— Start of LISTED RECORDS —
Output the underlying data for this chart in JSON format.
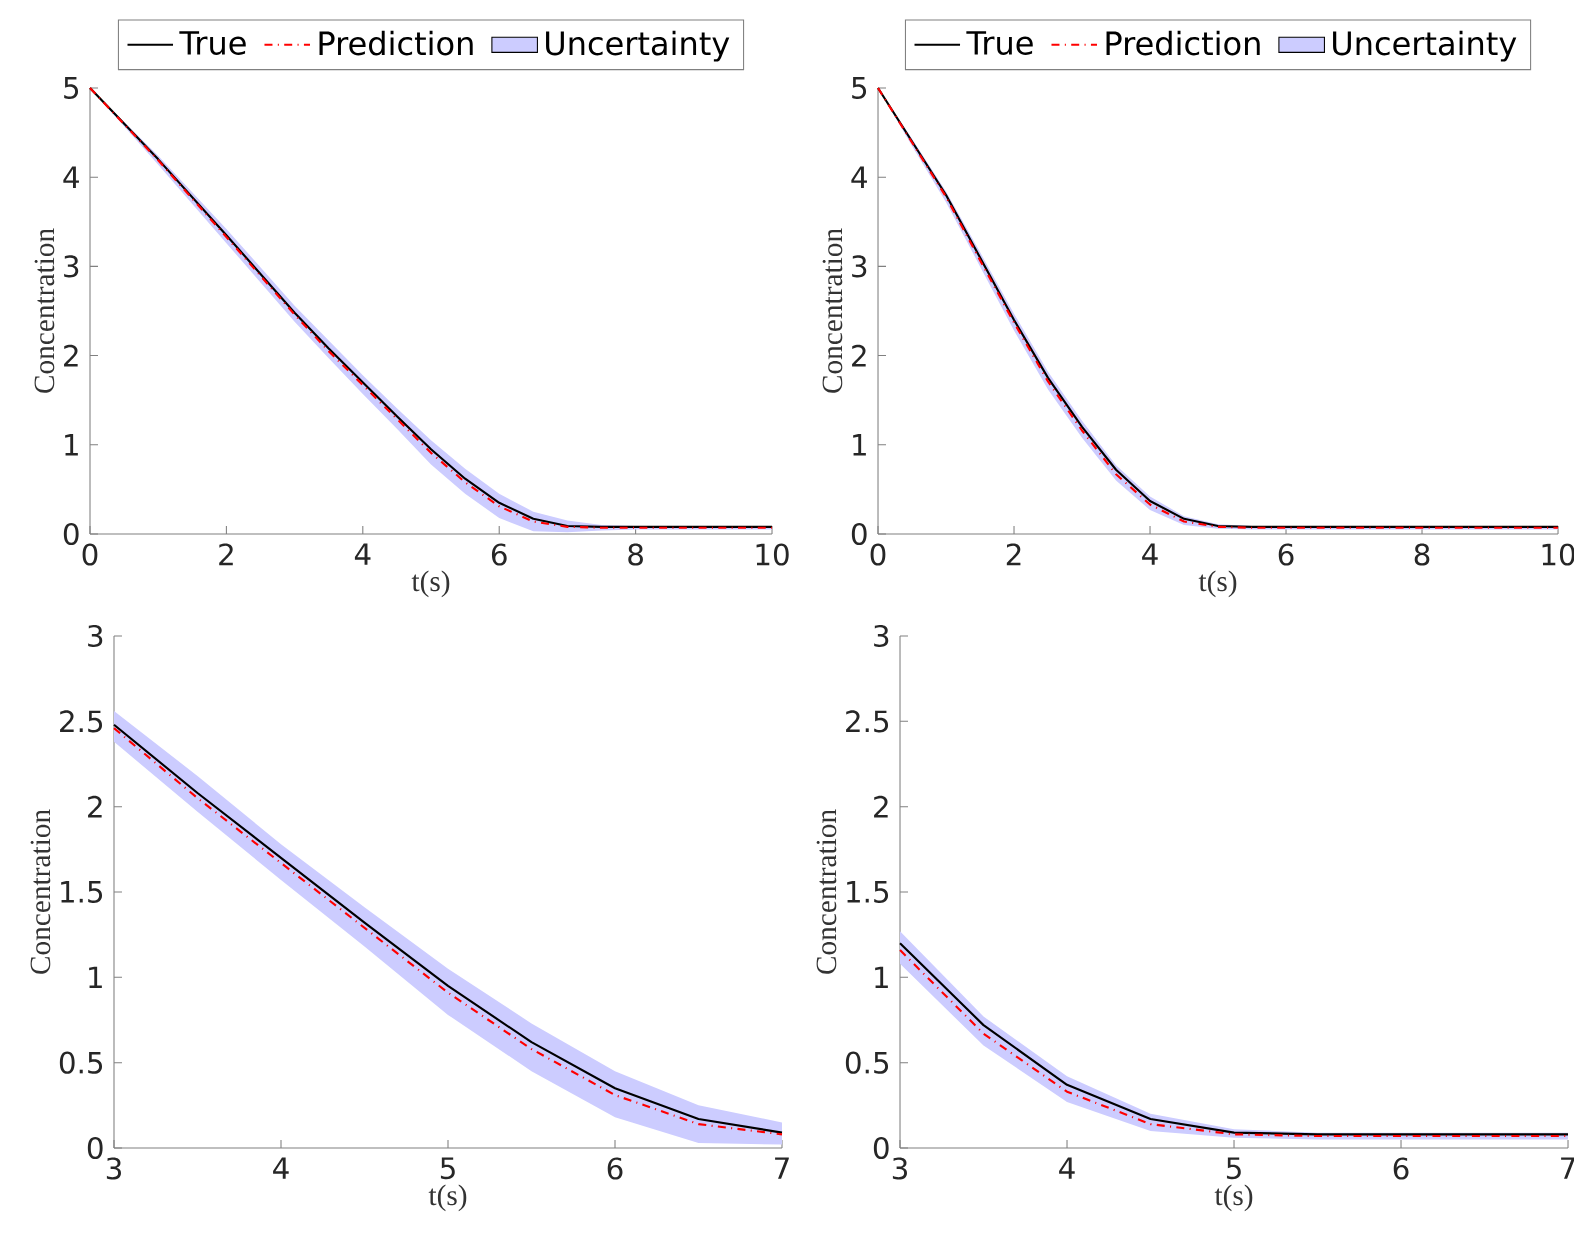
{
  "chart_data": [
    {
      "type": "line",
      "xlabel": "t(s)",
      "ylabel": "Concentration",
      "xlim": [
        0,
        10
      ],
      "ylim": [
        0,
        5
      ],
      "xticks": [
        0,
        2,
        4,
        6,
        8,
        10
      ],
      "yticks": [
        0,
        1,
        2,
        3,
        4,
        5
      ],
      "legend": "top",
      "series": [
        {
          "name": "True",
          "color": "#000000",
          "line_style": "solid",
          "x": [
            0,
            1,
            2,
            3,
            3.5,
            4,
            4.5,
            5,
            5.5,
            6,
            6.5,
            7,
            7.5,
            8,
            10
          ],
          "values": [
            5,
            4.2,
            3.35,
            2.48,
            2.08,
            1.7,
            1.32,
            0.95,
            0.62,
            0.35,
            0.17,
            0.09,
            0.08,
            0.08,
            0.08
          ]
        },
        {
          "name": "Prediction",
          "color": "#ff0000",
          "line_style": "dashed",
          "x": [
            0,
            1,
            2,
            3,
            3.5,
            4,
            4.5,
            5,
            5.5,
            6,
            6.5,
            7,
            7.5,
            8,
            10
          ],
          "values": [
            5,
            4.19,
            3.33,
            2.46,
            2.05,
            1.67,
            1.29,
            0.91,
            0.58,
            0.31,
            0.14,
            0.08,
            0.07,
            0.07,
            0.07
          ],
          "lower": [
            5,
            4.14,
            3.26,
            2.38,
            1.97,
            1.57,
            1.18,
            0.78,
            0.45,
            0.18,
            0.03,
            0.02,
            0.04,
            0.05,
            0.05
          ],
          "upper": [
            5,
            4.24,
            3.42,
            2.56,
            2.17,
            1.78,
            1.41,
            1.05,
            0.73,
            0.45,
            0.25,
            0.15,
            0.1,
            0.09,
            0.09
          ]
        },
        {
          "name": "Uncertainty",
          "type": "area",
          "color": "#ccccff"
        }
      ]
    },
    {
      "type": "line",
      "xlabel": "t(s)",
      "ylabel": "Concentration",
      "xlim": [
        0,
        10
      ],
      "ylim": [
        0,
        5
      ],
      "xticks": [
        0,
        2,
        4,
        6,
        8,
        10
      ],
      "yticks": [
        0,
        1,
        2,
        3,
        4,
        5
      ],
      "legend": "top",
      "series": [
        {
          "name": "True",
          "color": "#000000",
          "line_style": "solid",
          "x": [
            0,
            0.5,
            1,
            1.5,
            2,
            2.5,
            3,
            3.5,
            4,
            4.5,
            5,
            5.5,
            6,
            8,
            10
          ],
          "values": [
            5,
            4.4,
            3.8,
            3.1,
            2.4,
            1.75,
            1.2,
            0.72,
            0.37,
            0.17,
            0.09,
            0.08,
            0.08,
            0.08,
            0.08
          ]
        },
        {
          "name": "Prediction",
          "color": "#ff0000",
          "line_style": "dashed",
          "x": [
            0,
            0.5,
            1,
            1.5,
            2,
            2.5,
            3,
            3.5,
            4,
            4.5,
            5,
            5.5,
            6,
            8,
            10
          ],
          "values": [
            5,
            4.39,
            3.78,
            3.07,
            2.37,
            1.71,
            1.16,
            0.67,
            0.33,
            0.14,
            0.08,
            0.07,
            0.07,
            0.07,
            0.07
          ],
          "lower": [
            5,
            4.35,
            3.72,
            3.0,
            2.28,
            1.62,
            1.08,
            0.6,
            0.27,
            0.1,
            0.06,
            0.05,
            0.05,
            0.05,
            0.05
          ],
          "upper": [
            5,
            4.43,
            3.84,
            3.16,
            2.47,
            1.82,
            1.27,
            0.77,
            0.42,
            0.2,
            0.11,
            0.09,
            0.09,
            0.09,
            0.09
          ]
        },
        {
          "name": "Uncertainty",
          "type": "area",
          "color": "#ccccff"
        }
      ]
    },
    {
      "type": "line",
      "xlabel": "t(s)",
      "ylabel": "Concentration",
      "xlim": [
        3,
        7
      ],
      "ylim": [
        0,
        3
      ],
      "xticks": [
        3,
        4,
        5,
        6,
        7
      ],
      "yticks": [
        0,
        0.5,
        1,
        1.5,
        2,
        2.5,
        3
      ],
      "series": [
        {
          "color": "#000000",
          "line_style": "solid",
          "x": [
            3,
            3.5,
            4,
            4.5,
            5,
            5.5,
            6,
            6.5,
            7
          ],
          "values": [
            2.48,
            2.08,
            1.7,
            1.32,
            0.95,
            0.62,
            0.35,
            0.17,
            0.09
          ]
        },
        {
          "color": "#ff0000",
          "line_style": "dashed",
          "x": [
            3,
            3.5,
            4,
            4.5,
            5,
            5.5,
            6,
            6.5,
            7
          ],
          "values": [
            2.46,
            2.05,
            1.67,
            1.29,
            0.91,
            0.58,
            0.31,
            0.14,
            0.08
          ],
          "lower": [
            2.38,
            1.97,
            1.57,
            1.18,
            0.78,
            0.45,
            0.18,
            0.03,
            0.02
          ],
          "upper": [
            2.56,
            2.18,
            1.78,
            1.41,
            1.05,
            0.73,
            0.45,
            0.25,
            0.15
          ]
        },
        {
          "type": "area",
          "color": "#ccccff"
        }
      ]
    },
    {
      "type": "line",
      "xlabel": "t(s)",
      "ylabel": "Concentration",
      "xlim": [
        3,
        7
      ],
      "ylim": [
        0,
        3
      ],
      "xticks": [
        3,
        4,
        5,
        6,
        7
      ],
      "yticks": [
        0,
        0.5,
        1,
        1.5,
        2,
        2.5,
        3
      ],
      "series": [
        {
          "color": "#000000",
          "line_style": "solid",
          "x": [
            3,
            3.5,
            4,
            4.5,
            5,
            5.5,
            6,
            6.5,
            7
          ],
          "values": [
            1.2,
            0.72,
            0.37,
            0.17,
            0.09,
            0.08,
            0.08,
            0.08,
            0.08
          ]
        },
        {
          "color": "#ff0000",
          "line_style": "dashed",
          "x": [
            3,
            3.5,
            4,
            4.5,
            5,
            5.5,
            6,
            6.5,
            7
          ],
          "values": [
            1.16,
            0.67,
            0.33,
            0.14,
            0.08,
            0.07,
            0.07,
            0.07,
            0.07
          ],
          "lower": [
            1.08,
            0.6,
            0.27,
            0.1,
            0.06,
            0.05,
            0.05,
            0.05,
            0.05
          ],
          "upper": [
            1.27,
            0.77,
            0.42,
            0.2,
            0.11,
            0.09,
            0.09,
            0.09,
            0.09
          ]
        },
        {
          "type": "area",
          "color": "#ccccff"
        }
      ]
    }
  ]
}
— End of LISTED RECORDS —
## YOUR INSTRUCTIONS
Write out each line again precisely as it appears, skipping every picture.

## REPLY TO THE EXERCISE
Output the underlying data for this chart in JSON format.
{
  "chart_data": [
    {
      "type": "line",
      "xlabel": "t(s)",
      "ylabel": "Concentration",
      "xlim": [
        0,
        10
      ],
      "ylim": [
        0,
        5
      ],
      "xticks": [
        0,
        2,
        4,
        6,
        8,
        10
      ],
      "yticks": [
        0,
        1,
        2,
        3,
        4,
        5
      ],
      "legend": "top",
      "series": [
        {
          "name": "True",
          "color": "#000000",
          "line_style": "solid",
          "x": [
            0,
            1,
            2,
            3,
            3.5,
            4,
            4.5,
            5,
            5.5,
            6,
            6.5,
            7,
            7.5,
            8,
            10
          ],
          "values": [
            5,
            4.2,
            3.35,
            2.48,
            2.08,
            1.7,
            1.32,
            0.95,
            0.62,
            0.35,
            0.17,
            0.09,
            0.08,
            0.08,
            0.08
          ]
        },
        {
          "name": "Prediction",
          "color": "#ff0000",
          "line_style": "dashed",
          "x": [
            0,
            1,
            2,
            3,
            3.5,
            4,
            4.5,
            5,
            5.5,
            6,
            6.5,
            7,
            7.5,
            8,
            10
          ],
          "values": [
            5,
            4.19,
            3.33,
            2.46,
            2.05,
            1.67,
            1.29,
            0.91,
            0.58,
            0.31,
            0.14,
            0.08,
            0.07,
            0.07,
            0.07
          ],
          "lower": [
            5,
            4.14,
            3.26,
            2.38,
            1.97,
            1.57,
            1.18,
            0.78,
            0.45,
            0.18,
            0.03,
            0.02,
            0.04,
            0.05,
            0.05
          ],
          "upper": [
            5,
            4.24,
            3.42,
            2.56,
            2.17,
            1.78,
            1.41,
            1.05,
            0.73,
            0.45,
            0.25,
            0.15,
            0.1,
            0.09,
            0.09
          ]
        },
        {
          "name": "Uncertainty",
          "type": "area",
          "color": "#ccccff"
        }
      ]
    },
    {
      "type": "line",
      "xlabel": "t(s)",
      "ylabel": "Concentration",
      "xlim": [
        0,
        10
      ],
      "ylim": [
        0,
        5
      ],
      "xticks": [
        0,
        2,
        4,
        6,
        8,
        10
      ],
      "yticks": [
        0,
        1,
        2,
        3,
        4,
        5
      ],
      "legend": "top",
      "series": [
        {
          "name": "True",
          "color": "#000000",
          "line_style": "solid",
          "x": [
            0,
            0.5,
            1,
            1.5,
            2,
            2.5,
            3,
            3.5,
            4,
            4.5,
            5,
            5.5,
            6,
            8,
            10
          ],
          "values": [
            5,
            4.4,
            3.8,
            3.1,
            2.4,
            1.75,
            1.2,
            0.72,
            0.37,
            0.17,
            0.09,
            0.08,
            0.08,
            0.08,
            0.08
          ]
        },
        {
          "name": "Prediction",
          "color": "#ff0000",
          "line_style": "dashed",
          "x": [
            0,
            0.5,
            1,
            1.5,
            2,
            2.5,
            3,
            3.5,
            4,
            4.5,
            5,
            5.5,
            6,
            8,
            10
          ],
          "values": [
            5,
            4.39,
            3.78,
            3.07,
            2.37,
            1.71,
            1.16,
            0.67,
            0.33,
            0.14,
            0.08,
            0.07,
            0.07,
            0.07,
            0.07
          ],
          "lower": [
            5,
            4.35,
            3.72,
            3.0,
            2.28,
            1.62,
            1.08,
            0.6,
            0.27,
            0.1,
            0.06,
            0.05,
            0.05,
            0.05,
            0.05
          ],
          "upper": [
            5,
            4.43,
            3.84,
            3.16,
            2.47,
            1.82,
            1.27,
            0.77,
            0.42,
            0.2,
            0.11,
            0.09,
            0.09,
            0.09,
            0.09
          ]
        },
        {
          "name": "Uncertainty",
          "type": "area",
          "color": "#ccccff"
        }
      ]
    },
    {
      "type": "line",
      "xlabel": "t(s)",
      "ylabel": "Concentration",
      "xlim": [
        3,
        7
      ],
      "ylim": [
        0,
        3
      ],
      "xticks": [
        3,
        4,
        5,
        6,
        7
      ],
      "yticks": [
        0,
        0.5,
        1,
        1.5,
        2,
        2.5,
        3
      ],
      "series": [
        {
          "color": "#000000",
          "line_style": "solid",
          "x": [
            3,
            3.5,
            4,
            4.5,
            5,
            5.5,
            6,
            6.5,
            7
          ],
          "values": [
            2.48,
            2.08,
            1.7,
            1.32,
            0.95,
            0.62,
            0.35,
            0.17,
            0.09
          ]
        },
        {
          "color": "#ff0000",
          "line_style": "dashed",
          "x": [
            3,
            3.5,
            4,
            4.5,
            5,
            5.5,
            6,
            6.5,
            7
          ],
          "values": [
            2.46,
            2.05,
            1.67,
            1.29,
            0.91,
            0.58,
            0.31,
            0.14,
            0.08
          ],
          "lower": [
            2.38,
            1.97,
            1.57,
            1.18,
            0.78,
            0.45,
            0.18,
            0.03,
            0.02
          ],
          "upper": [
            2.56,
            2.18,
            1.78,
            1.41,
            1.05,
            0.73,
            0.45,
            0.25,
            0.15
          ]
        },
        {
          "type": "area",
          "color": "#ccccff"
        }
      ]
    },
    {
      "type": "line",
      "xlabel": "t(s)",
      "ylabel": "Concentration",
      "xlim": [
        3,
        7
      ],
      "ylim": [
        0,
        3
      ],
      "xticks": [
        3,
        4,
        5,
        6,
        7
      ],
      "yticks": [
        0,
        0.5,
        1,
        1.5,
        2,
        2.5,
        3
      ],
      "series": [
        {
          "color": "#000000",
          "line_style": "solid",
          "x": [
            3,
            3.5,
            4,
            4.5,
            5,
            5.5,
            6,
            6.5,
            7
          ],
          "values": [
            1.2,
            0.72,
            0.37,
            0.17,
            0.09,
            0.08,
            0.08,
            0.08,
            0.08
          ]
        },
        {
          "color": "#ff0000",
          "line_style": "dashed",
          "x": [
            3,
            3.5,
            4,
            4.5,
            5,
            5.5,
            6,
            6.5,
            7
          ],
          "values": [
            1.16,
            0.67,
            0.33,
            0.14,
            0.08,
            0.07,
            0.07,
            0.07,
            0.07
          ],
          "lower": [
            1.08,
            0.6,
            0.27,
            0.1,
            0.06,
            0.05,
            0.05,
            0.05,
            0.05
          ],
          "upper": [
            1.27,
            0.77,
            0.42,
            0.2,
            0.11,
            0.09,
            0.09,
            0.09,
            0.09
          ]
        },
        {
          "type": "area",
          "color": "#ccccff"
        }
      ]
    }
  ]
}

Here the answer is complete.